» EXERCISE DIRECTIONS
Your task is to output the data exactly as it stands.

» Chart and figure data
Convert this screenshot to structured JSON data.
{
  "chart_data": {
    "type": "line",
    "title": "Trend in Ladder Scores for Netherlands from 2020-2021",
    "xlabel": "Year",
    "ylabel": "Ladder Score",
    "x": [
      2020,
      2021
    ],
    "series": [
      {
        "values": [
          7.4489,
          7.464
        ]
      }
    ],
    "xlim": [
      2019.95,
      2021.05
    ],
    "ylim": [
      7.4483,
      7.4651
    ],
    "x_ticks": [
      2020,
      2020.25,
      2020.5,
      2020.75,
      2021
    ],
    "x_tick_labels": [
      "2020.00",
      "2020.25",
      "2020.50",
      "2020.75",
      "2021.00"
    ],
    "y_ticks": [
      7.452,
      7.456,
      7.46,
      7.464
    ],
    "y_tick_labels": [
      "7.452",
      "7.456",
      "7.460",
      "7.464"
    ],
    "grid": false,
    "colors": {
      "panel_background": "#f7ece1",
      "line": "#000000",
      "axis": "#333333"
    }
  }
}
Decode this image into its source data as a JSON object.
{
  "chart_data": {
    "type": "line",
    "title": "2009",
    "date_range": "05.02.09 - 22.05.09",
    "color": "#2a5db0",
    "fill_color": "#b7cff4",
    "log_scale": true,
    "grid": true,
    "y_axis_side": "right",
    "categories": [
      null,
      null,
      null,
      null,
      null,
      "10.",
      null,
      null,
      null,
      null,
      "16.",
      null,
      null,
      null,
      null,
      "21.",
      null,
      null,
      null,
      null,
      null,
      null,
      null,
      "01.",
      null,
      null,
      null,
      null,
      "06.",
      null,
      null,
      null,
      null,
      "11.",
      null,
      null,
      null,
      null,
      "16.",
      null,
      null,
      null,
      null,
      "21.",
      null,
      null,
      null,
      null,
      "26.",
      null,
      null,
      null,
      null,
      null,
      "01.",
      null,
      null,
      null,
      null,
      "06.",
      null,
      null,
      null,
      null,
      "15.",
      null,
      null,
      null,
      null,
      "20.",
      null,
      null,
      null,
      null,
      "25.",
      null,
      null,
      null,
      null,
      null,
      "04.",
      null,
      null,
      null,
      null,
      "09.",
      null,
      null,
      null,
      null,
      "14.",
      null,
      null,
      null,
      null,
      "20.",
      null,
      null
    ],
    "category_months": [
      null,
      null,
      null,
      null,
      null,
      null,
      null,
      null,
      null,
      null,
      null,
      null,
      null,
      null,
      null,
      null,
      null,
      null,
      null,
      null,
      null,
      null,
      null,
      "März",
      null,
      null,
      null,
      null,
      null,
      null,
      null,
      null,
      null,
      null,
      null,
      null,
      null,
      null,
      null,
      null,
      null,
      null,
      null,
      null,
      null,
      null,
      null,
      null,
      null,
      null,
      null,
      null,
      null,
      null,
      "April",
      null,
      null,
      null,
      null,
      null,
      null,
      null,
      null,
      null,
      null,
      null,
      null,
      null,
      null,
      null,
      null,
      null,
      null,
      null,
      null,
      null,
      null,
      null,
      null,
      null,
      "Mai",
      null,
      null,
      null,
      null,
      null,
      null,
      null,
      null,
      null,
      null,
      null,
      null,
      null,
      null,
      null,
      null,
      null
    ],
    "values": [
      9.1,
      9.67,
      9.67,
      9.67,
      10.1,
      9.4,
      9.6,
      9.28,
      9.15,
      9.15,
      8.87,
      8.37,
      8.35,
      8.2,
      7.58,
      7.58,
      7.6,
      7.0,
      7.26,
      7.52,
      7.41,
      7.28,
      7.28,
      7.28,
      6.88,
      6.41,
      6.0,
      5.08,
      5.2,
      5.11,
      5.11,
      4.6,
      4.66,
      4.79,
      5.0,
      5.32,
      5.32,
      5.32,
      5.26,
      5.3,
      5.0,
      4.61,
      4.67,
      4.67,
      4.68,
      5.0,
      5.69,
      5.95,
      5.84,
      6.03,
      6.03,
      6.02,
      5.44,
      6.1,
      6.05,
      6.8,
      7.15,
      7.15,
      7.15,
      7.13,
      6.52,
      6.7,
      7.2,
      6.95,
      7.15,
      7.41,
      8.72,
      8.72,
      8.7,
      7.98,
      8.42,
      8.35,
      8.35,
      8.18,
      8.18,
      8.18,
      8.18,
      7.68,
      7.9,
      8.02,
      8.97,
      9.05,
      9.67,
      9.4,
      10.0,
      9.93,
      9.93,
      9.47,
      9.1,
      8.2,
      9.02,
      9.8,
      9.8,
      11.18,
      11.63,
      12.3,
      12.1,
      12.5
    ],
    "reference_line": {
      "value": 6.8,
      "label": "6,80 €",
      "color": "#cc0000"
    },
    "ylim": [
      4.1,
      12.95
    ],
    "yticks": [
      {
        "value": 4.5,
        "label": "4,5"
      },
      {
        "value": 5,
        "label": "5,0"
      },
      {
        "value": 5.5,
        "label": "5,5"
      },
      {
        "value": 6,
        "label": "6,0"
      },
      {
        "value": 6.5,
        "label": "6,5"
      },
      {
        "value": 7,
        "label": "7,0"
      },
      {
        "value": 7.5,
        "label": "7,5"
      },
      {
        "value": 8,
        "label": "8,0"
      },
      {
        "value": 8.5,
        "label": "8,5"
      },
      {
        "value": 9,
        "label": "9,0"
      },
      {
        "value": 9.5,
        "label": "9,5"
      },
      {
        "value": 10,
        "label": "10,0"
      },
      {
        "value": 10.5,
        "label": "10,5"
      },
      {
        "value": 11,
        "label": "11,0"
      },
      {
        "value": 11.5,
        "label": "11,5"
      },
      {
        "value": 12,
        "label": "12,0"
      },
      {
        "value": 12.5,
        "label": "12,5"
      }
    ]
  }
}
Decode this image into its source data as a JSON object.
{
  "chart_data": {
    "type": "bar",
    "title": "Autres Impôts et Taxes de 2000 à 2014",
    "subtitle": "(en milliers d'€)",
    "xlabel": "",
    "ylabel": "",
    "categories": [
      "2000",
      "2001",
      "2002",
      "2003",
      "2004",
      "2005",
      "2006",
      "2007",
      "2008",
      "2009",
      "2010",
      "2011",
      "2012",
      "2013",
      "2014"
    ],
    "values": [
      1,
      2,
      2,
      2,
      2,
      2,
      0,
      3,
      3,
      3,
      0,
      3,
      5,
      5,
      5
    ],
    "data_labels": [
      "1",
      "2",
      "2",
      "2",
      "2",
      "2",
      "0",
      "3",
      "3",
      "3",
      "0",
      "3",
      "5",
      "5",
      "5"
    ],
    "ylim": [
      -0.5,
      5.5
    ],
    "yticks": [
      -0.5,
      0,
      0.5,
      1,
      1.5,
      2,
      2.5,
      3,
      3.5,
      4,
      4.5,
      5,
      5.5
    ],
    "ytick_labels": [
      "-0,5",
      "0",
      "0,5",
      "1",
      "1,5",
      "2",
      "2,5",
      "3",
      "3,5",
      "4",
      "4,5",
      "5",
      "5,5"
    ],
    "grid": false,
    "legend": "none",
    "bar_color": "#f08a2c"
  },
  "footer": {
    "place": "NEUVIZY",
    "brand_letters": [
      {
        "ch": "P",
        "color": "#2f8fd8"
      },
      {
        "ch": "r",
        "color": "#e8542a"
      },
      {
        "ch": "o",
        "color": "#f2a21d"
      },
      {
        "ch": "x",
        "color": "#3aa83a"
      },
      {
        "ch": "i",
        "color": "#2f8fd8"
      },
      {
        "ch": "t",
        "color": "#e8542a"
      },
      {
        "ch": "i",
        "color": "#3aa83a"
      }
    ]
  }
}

» IN RESPONSE
Convert this screenshot to structured JSON data.
{
  "chart_data": {
    "type": "line",
    "title": "Trend in Ladder Scores for Netherlands from 2020-2021",
    "xlabel": "Year",
    "ylabel": "Ladder Score",
    "x": [
      2020,
      2021
    ],
    "series": [
      {
        "values": [
          7.4489,
          7.464
        ]
      }
    ],
    "xlim": [
      2019.95,
      2021.05
    ],
    "ylim": [
      7.4483,
      7.4651
    ],
    "x_ticks": [
      2020,
      2020.25,
      2020.5,
      2020.75,
      2021
    ],
    "x_tick_labels": [
      "2020.00",
      "2020.25",
      "2020.50",
      "2020.75",
      "2021.00"
    ],
    "y_ticks": [
      7.452,
      7.456,
      7.46,
      7.464
    ],
    "y_tick_labels": [
      "7.452",
      "7.456",
      "7.460",
      "7.464"
    ],
    "grid": false,
    "colors": {
      "panel_background": "#f7ece1",
      "line": "#000000",
      "axis": "#333333"
    }
  }
}
Decode this image into its source data as a JSON object.
{
  "chart_data": {
    "type": "line",
    "title": "2009",
    "date_range": "05.02.09 - 22.05.09",
    "color": "#2a5db0",
    "fill_color": "#b7cff4",
    "log_scale": true,
    "grid": true,
    "y_axis_side": "right",
    "categories": [
      null,
      null,
      null,
      null,
      null,
      "10.",
      null,
      null,
      null,
      null,
      "16.",
      null,
      null,
      null,
      null,
      "21.",
      null,
      null,
      null,
      null,
      null,
      null,
      null,
      "01.",
      null,
      null,
      null,
      null,
      "06.",
      null,
      null,
      null,
      null,
      "11.",
      null,
      null,
      null,
      null,
      "16.",
      null,
      null,
      null,
      null,
      "21.",
      null,
      null,
      null,
      null,
      "26.",
      null,
      null,
      null,
      null,
      null,
      "01.",
      null,
      null,
      null,
      null,
      "06.",
      null,
      null,
      null,
      null,
      "15.",
      null,
      null,
      null,
      null,
      "20.",
      null,
      null,
      null,
      null,
      "25.",
      null,
      null,
      null,
      null,
      null,
      "04.",
      null,
      null,
      null,
      null,
      "09.",
      null,
      null,
      null,
      null,
      "14.",
      null,
      null,
      null,
      null,
      "20.",
      null,
      null
    ],
    "category_months": [
      null,
      null,
      null,
      null,
      null,
      null,
      null,
      null,
      null,
      null,
      null,
      null,
      null,
      null,
      null,
      null,
      null,
      null,
      null,
      null,
      null,
      null,
      null,
      "März",
      null,
      null,
      null,
      null,
      null,
      null,
      null,
      null,
      null,
      null,
      null,
      null,
      null,
      null,
      null,
      null,
      null,
      null,
      null,
      null,
      null,
      null,
      null,
      null,
      null,
      null,
      null,
      null,
      null,
      null,
      "April",
      null,
      null,
      null,
      null,
      null,
      null,
      null,
      null,
      null,
      null,
      null,
      null,
      null,
      null,
      null,
      null,
      null,
      null,
      null,
      null,
      null,
      null,
      null,
      null,
      null,
      "Mai",
      null,
      null,
      null,
      null,
      null,
      null,
      null,
      null,
      null,
      null,
      null,
      null,
      null,
      null,
      null,
      null,
      null
    ],
    "values": [
      9.1,
      9.67,
      9.67,
      9.67,
      10.1,
      9.4,
      9.6,
      9.28,
      9.15,
      9.15,
      8.87,
      8.37,
      8.35,
      8.2,
      7.58,
      7.58,
      7.6,
      7.0,
      7.26,
      7.52,
      7.41,
      7.28,
      7.28,
      7.28,
      6.88,
      6.41,
      6.0,
      5.08,
      5.2,
      5.11,
      5.11,
      4.6,
      4.66,
      4.79,
      5.0,
      5.32,
      5.32,
      5.32,
      5.26,
      5.3,
      5.0,
      4.61,
      4.67,
      4.67,
      4.68,
      5.0,
      5.69,
      5.95,
      5.84,
      6.03,
      6.03,
      6.02,
      5.44,
      6.1,
      6.05,
      6.8,
      7.15,
      7.15,
      7.15,
      7.13,
      6.52,
      6.7,
      7.2,
      6.95,
      7.15,
      7.41,
      8.72,
      8.72,
      8.7,
      7.98,
      8.42,
      8.35,
      8.35,
      8.18,
      8.18,
      8.18,
      8.18,
      7.68,
      7.9,
      8.02,
      8.97,
      9.05,
      9.67,
      9.4,
      10.0,
      9.93,
      9.93,
      9.47,
      9.1,
      8.2,
      9.02,
      9.8,
      9.8,
      11.18,
      11.63,
      12.3,
      12.1,
      12.5
    ],
    "reference_line": {
      "value": 6.8,
      "label": "6,80 €",
      "color": "#cc0000"
    },
    "ylim": [
      4.1,
      12.95
    ],
    "yticks": [
      {
        "value": 4.5,
        "label": "4,5"
      },
      {
        "value": 5,
        "label": "5,0"
      },
      {
        "value": 5.5,
        "label": "5,5"
      },
      {
        "value": 6,
        "label": "6,0"
      },
      {
        "value": 6.5,
        "label": "6,5"
      },
      {
        "value": 7,
        "label": "7,0"
      },
      {
        "value": 7.5,
        "label": "7,5"
      },
      {
        "value": 8,
        "label": "8,0"
      },
      {
        "value": 8.5,
        "label": "8,5"
      },
      {
        "value": 9,
        "label": "9,0"
      },
      {
        "value": 9.5,
        "label": "9,5"
      },
      {
        "value": 10,
        "label": "10,0"
      },
      {
        "value": 10.5,
        "label": "10,5"
      },
      {
        "value": 11,
        "label": "11,0"
      },
      {
        "value": 11.5,
        "label": "11,5"
      },
      {
        "value": 12,
        "label": "12,0"
      },
      {
        "value": 12.5,
        "label": "12,5"
      }
    ]
  }
}
Decode this image into its source data as a JSON object.
{
  "chart_data": {
    "type": "bar",
    "title": "Autres Impôts et Taxes de 2000 à 2014",
    "subtitle": "(en milliers d'€)",
    "xlabel": "",
    "ylabel": "",
    "categories": [
      "2000",
      "2001",
      "2002",
      "2003",
      "2004",
      "2005",
      "2006",
      "2007",
      "2008",
      "2009",
      "2010",
      "2011",
      "2012",
      "2013",
      "2014"
    ],
    "values": [
      1,
      2,
      2,
      2,
      2,
      2,
      0,
      3,
      3,
      3,
      0,
      3,
      5,
      5,
      5
    ],
    "data_labels": [
      "1",
      "2",
      "2",
      "2",
      "2",
      "2",
      "0",
      "3",
      "3",
      "3",
      "0",
      "3",
      "5",
      "5",
      "5"
    ],
    "ylim": [
      -0.5,
      5.5
    ],
    "yticks": [
      -0.5,
      0,
      0.5,
      1,
      1.5,
      2,
      2.5,
      3,
      3.5,
      4,
      4.5,
      5,
      5.5
    ],
    "ytick_labels": [
      "-0,5",
      "0",
      "0,5",
      "1",
      "1,5",
      "2",
      "2,5",
      "3",
      "3,5",
      "4",
      "4,5",
      "5",
      "5,5"
    ],
    "grid": false,
    "legend": "none",
    "bar_color": "#f08a2c"
  },
  "footer": {
    "place": "NEUVIZY",
    "brand_letters": [
      {
        "ch": "P",
        "color": "#2f8fd8"
      },
      {
        "ch": "r",
        "color": "#e8542a"
      },
      {
        "ch": "o",
        "color": "#f2a21d"
      },
      {
        "ch": "x",
        "color": "#3aa83a"
      },
      {
        "ch": "i",
        "color": "#2f8fd8"
      },
      {
        "ch": "t",
        "color": "#e8542a"
      },
      {
        "ch": "i",
        "color": "#3aa83a"
      }
    ]
  }
}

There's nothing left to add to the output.